Extracts from a graphics dataset:
-- Start --

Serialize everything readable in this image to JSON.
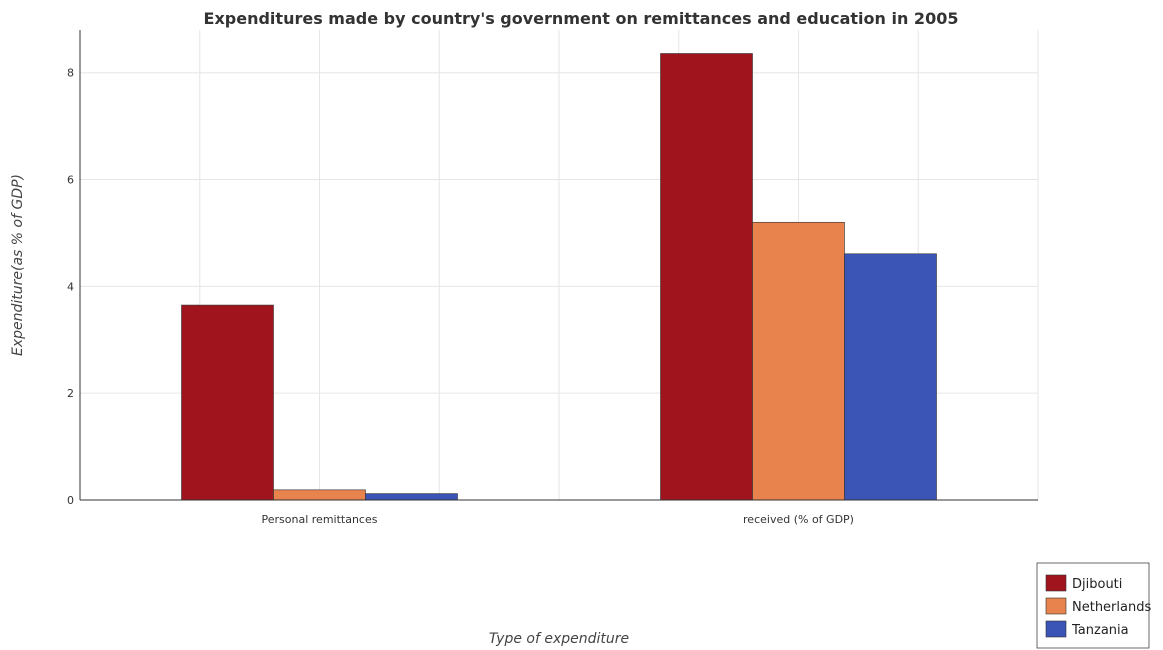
{
  "chart_data": {
    "type": "bar",
    "title": "Expenditures made by country's government on remittances and education in 2005",
    "xlabel": "Type of expenditure",
    "ylabel": "Expenditure(as % of GDP)",
    "categories": [
      "Personal remittances",
      " received (% of GDP)"
    ],
    "ylim": [
      0,
      8.8
    ],
    "yticks": [
      0,
      2,
      4,
      6,
      8
    ],
    "grid": true,
    "legend_position": "bottom-right",
    "series": [
      {
        "name": "Djibouti",
        "color": "#a0141e",
        "values": [
          3.65,
          8.36
        ]
      },
      {
        "name": "Netherlands",
        "color": "#e8834e",
        "values": [
          0.19,
          5.2
        ]
      },
      {
        "name": "Tanzania",
        "color": "#3a55b5",
        "values": [
          0.12,
          4.61
        ]
      }
    ]
  }
}
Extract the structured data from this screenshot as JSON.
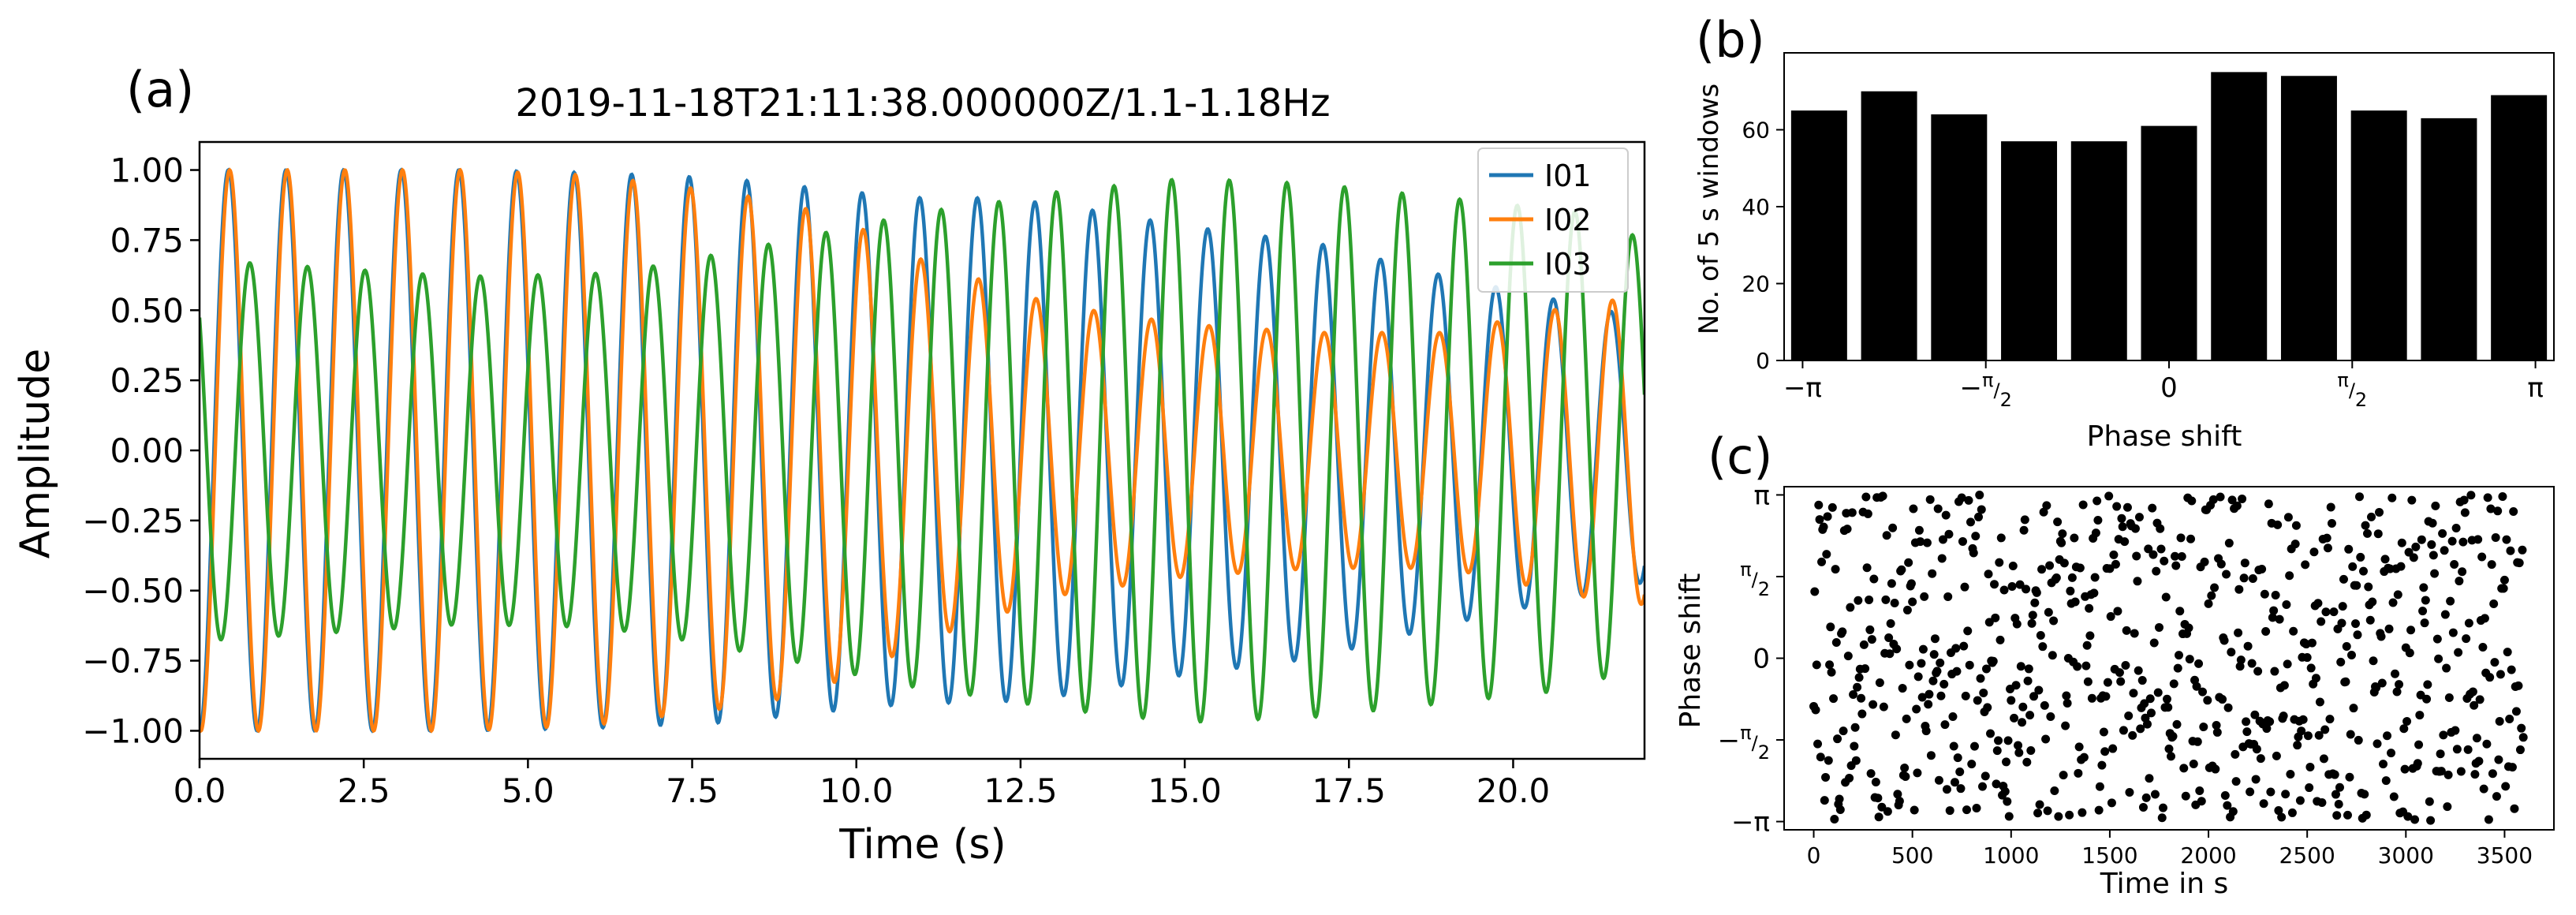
{
  "panels": {
    "a": {
      "letter": "(a)"
    },
    "b": {
      "letter": "(b)"
    },
    "c": {
      "letter": "(c)"
    }
  },
  "chart_data": [
    {
      "id": "a",
      "type": "line",
      "title": "2019-11-18T21:11:38.000000Z/1.1-1.18Hz",
      "xlabel": "Time (s)",
      "ylabel": "Amplitude",
      "xlim": [
        0,
        22
      ],
      "ylim": [
        -1.1,
        1.1
      ],
      "xticks": [
        0,
        2.5,
        5,
        7.5,
        10,
        12.5,
        15,
        17.5,
        20
      ],
      "xtick_labels": [
        "0.0",
        "2.5",
        "5.0",
        "7.5",
        "10.0",
        "12.5",
        "15.0",
        "17.5",
        "20.0"
      ],
      "yticks": [
        1,
        0.75,
        0.5,
        0.25,
        0,
        -0.25,
        -0.5,
        -0.75,
        -1
      ],
      "ytick_labels": [
        "1.00",
        "0.75",
        "0.50",
        "0.25",
        "0.00",
        "−0.25",
        "−0.50",
        "−0.75",
        "−1.00"
      ],
      "grid": false,
      "legend_position": "top-right",
      "colors": {
        "I01": "#1f77b4",
        "I02": "#ff7f0e",
        "I03": "#2ca02c"
      },
      "series": [
        {
          "name": "I01",
          "color": "#1f77b4",
          "frequency_hz": 1.14,
          "phase_rad": 3.1416,
          "envelope": {
            "t": [
              0,
              2,
              4,
              6,
              8,
              10,
              11,
              12,
              13,
              15,
              17,
              19,
              21,
              22
            ],
            "amp": [
              1.0,
              1.0,
              1.0,
              0.99,
              0.97,
              0.92,
              0.9,
              0.9,
              0.88,
              0.8,
              0.74,
              0.62,
              0.52,
              0.47
            ]
          }
        },
        {
          "name": "I02",
          "color": "#ff7f0e",
          "frequency_hz": 1.14,
          "phase_rad": 3.0,
          "envelope": {
            "t": [
              0,
              4,
              6,
              8,
              9,
              10,
              11,
              12,
              13,
              15,
              17,
              19,
              21,
              22
            ],
            "amp": [
              1.0,
              1.0,
              0.98,
              0.92,
              0.88,
              0.8,
              0.68,
              0.6,
              0.52,
              0.45,
              0.42,
              0.42,
              0.52,
              0.55
            ]
          }
        },
        {
          "name": "I03",
          "color": "#2ca02c",
          "frequency_hz": 1.14,
          "phase_rad": 0.8,
          "envelope": {
            "t": [
              0,
              2,
              4,
              6,
              7,
              9,
              10,
              11,
              12,
              13,
              15,
              17,
              19,
              21,
              22
            ],
            "amp": [
              0.68,
              0.65,
              0.62,
              0.63,
              0.66,
              0.75,
              0.8,
              0.85,
              0.88,
              0.92,
              0.97,
              0.95,
              0.9,
              0.85,
              0.75
            ]
          }
        }
      ]
    },
    {
      "id": "b",
      "type": "bar",
      "xlabel": "Phase shift",
      "ylabel": "No. of 5 s windows",
      "xlim": [
        -3.3,
        3.3
      ],
      "ylim": [
        0,
        80
      ],
      "yticks": [
        0,
        20,
        40,
        60
      ],
      "ytick_labels": [
        "0",
        "20",
        "40",
        "60"
      ],
      "xticks": [
        -3.1416,
        -1.5708,
        0,
        1.5708,
        3.1416
      ],
      "xtick_labels": [
        "−π",
        "−π/2",
        "0",
        "π/2",
        "π"
      ],
      "bar_color": "#000000",
      "bin_centers": [
        -3.0,
        -2.4,
        -1.8,
        -1.2,
        -0.6,
        0.0,
        0.6,
        1.2,
        1.8,
        2.4,
        3.0
      ],
      "values": [
        65,
        70,
        64,
        57,
        57,
        61,
        75,
        74,
        65,
        63,
        69
      ]
    },
    {
      "id": "c",
      "type": "scatter",
      "xlabel": "Time in s",
      "ylabel": "Phase shift",
      "xlim": [
        -150,
        3750
      ],
      "ylim": [
        -3.3,
        3.3
      ],
      "xticks": [
        0,
        500,
        1000,
        1500,
        2000,
        2500,
        3000,
        3500
      ],
      "xtick_labels": [
        "0",
        "500",
        "1000",
        "1500",
        "2000",
        "2500",
        "3000",
        "3500"
      ],
      "yticks": [
        3.1416,
        1.5708,
        0,
        -1.5708,
        -3.1416
      ],
      "ytick_labels": [
        "π",
        "π/2",
        "0",
        "−π/2",
        "−π"
      ],
      "marker_color": "#000000",
      "time_start": 0,
      "time_step": 5,
      "point_count": 720
    }
  ]
}
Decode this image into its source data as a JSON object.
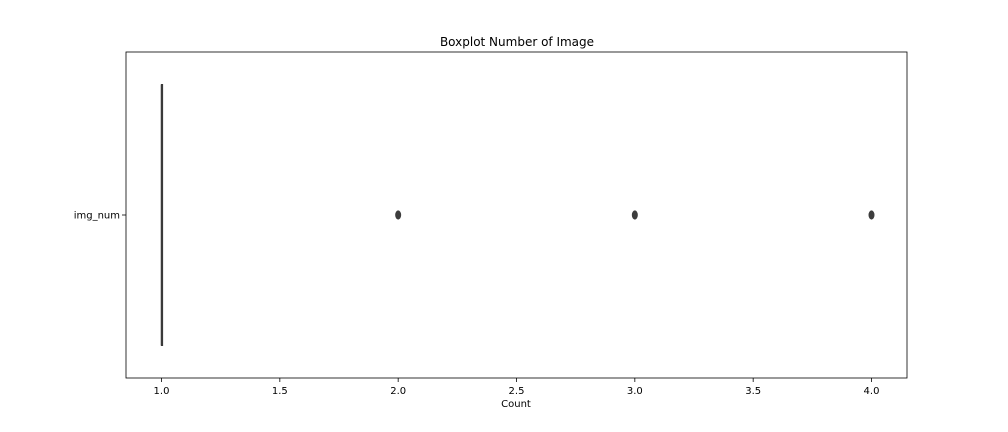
{
  "chart_data": {
    "type": "boxplot",
    "title": "Boxplot Number of Image",
    "xlabel": "Count",
    "ylabel": "",
    "orientation": "horizontal",
    "xlim": [
      0.85,
      4.15
    ],
    "xticks": [
      1.0,
      1.5,
      2.0,
      2.5,
      3.0,
      3.5,
      4.0
    ],
    "xtick_labels": [
      "1.0",
      "1.5",
      "2.0",
      "2.5",
      "3.0",
      "3.5",
      "4.0"
    ],
    "categories": [
      "img_num"
    ],
    "boxes": [
      {
        "label": "img_num",
        "q1": 1.0,
        "median": 1.0,
        "q3": 1.0,
        "whisker_low": 1.0,
        "whisker_high": 1.0,
        "outliers": [
          2.0,
          3.0,
          4.0
        ]
      }
    ],
    "grid": false,
    "colors": {
      "box": "#3a3a3a",
      "outlier": "#3d3d3d"
    }
  }
}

-- End --

What you should do – For each line of the listing that holds the word "shift", show that line.

Response to the task –
      "xlabel": "Phase shift",
      "ylabel": "Phase shift",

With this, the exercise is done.